**Text to read**

.....

Buy SYNC @ $2.57

Synacor Inc. (NASDAQ–SYNC)

Valuation-$$6.39
Price December 17, 2013-$2.57

We have been following SYNC for about a year now. While we have traded it a few times over the past year, we never bothered to recommend it, or hold it very long. But when Mindspeed got taken over last month for a 66% premium we were angry because we had traded it also a few times, but were not in it when it got taken over. So despite the fact they we have been doing way more selling than buying lately due to the frothy markets, we think this is a good situation. Plus we have been a bit derelict in not recommending several other stocks we have bought-and sold like GSB, INFU and SLTM (which got a 40% premium takeover offer on Monday).

Trading at only 43% of our valuation and with 50% of its market cap in cash ($1.27 a share) we think this is a BUY.

.....

**Material**
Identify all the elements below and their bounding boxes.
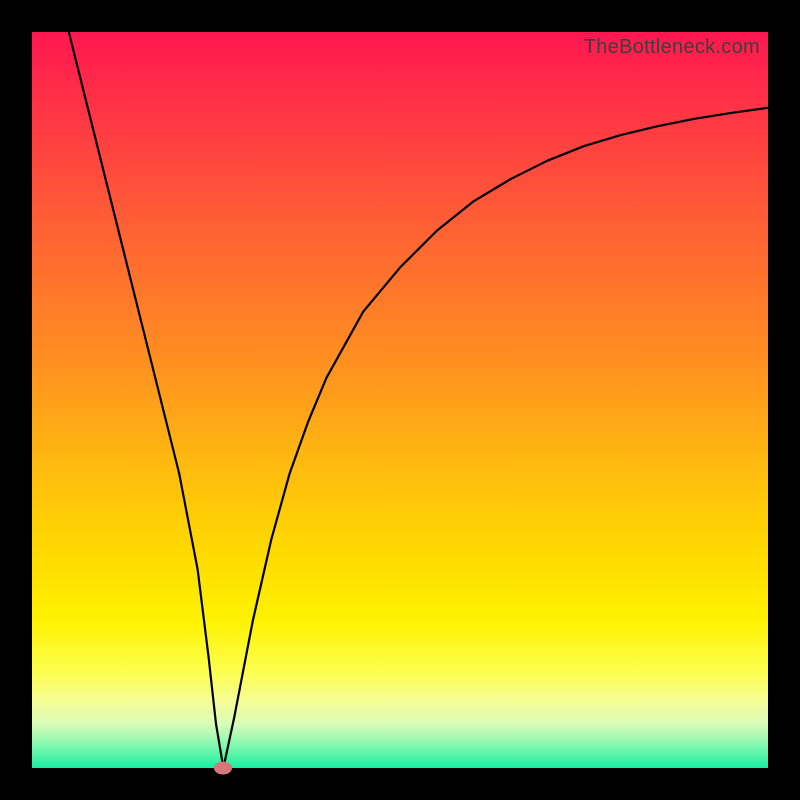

.....

Repeat word for word the part of the Synacor buy note between "We have been following" and "this is a BUY.", inclusive.

**Result of this exercise**
We have been following SYNC for about a year now. While we have traded it a few times over the past year, we never bothered to recommend it, or hold it very long. But when Mindspeed got taken over last month for a 66% premium we were angry because we had traded it also a few times, but were not in it when it got taken over. So despite the fact they we have been doing way more selling than buying lately due to the frothy markets, we think this is a good situation. Plus we have been a bit derelict in not recommending several other stocks we have bought-and sold like GSB, INFU and SLTM (which got a 40% premium takeover offer on Monday).

Trading at only 43% of our valuation and with 50% of its market cap in cash ($1.27 a share) we think this is a BUY.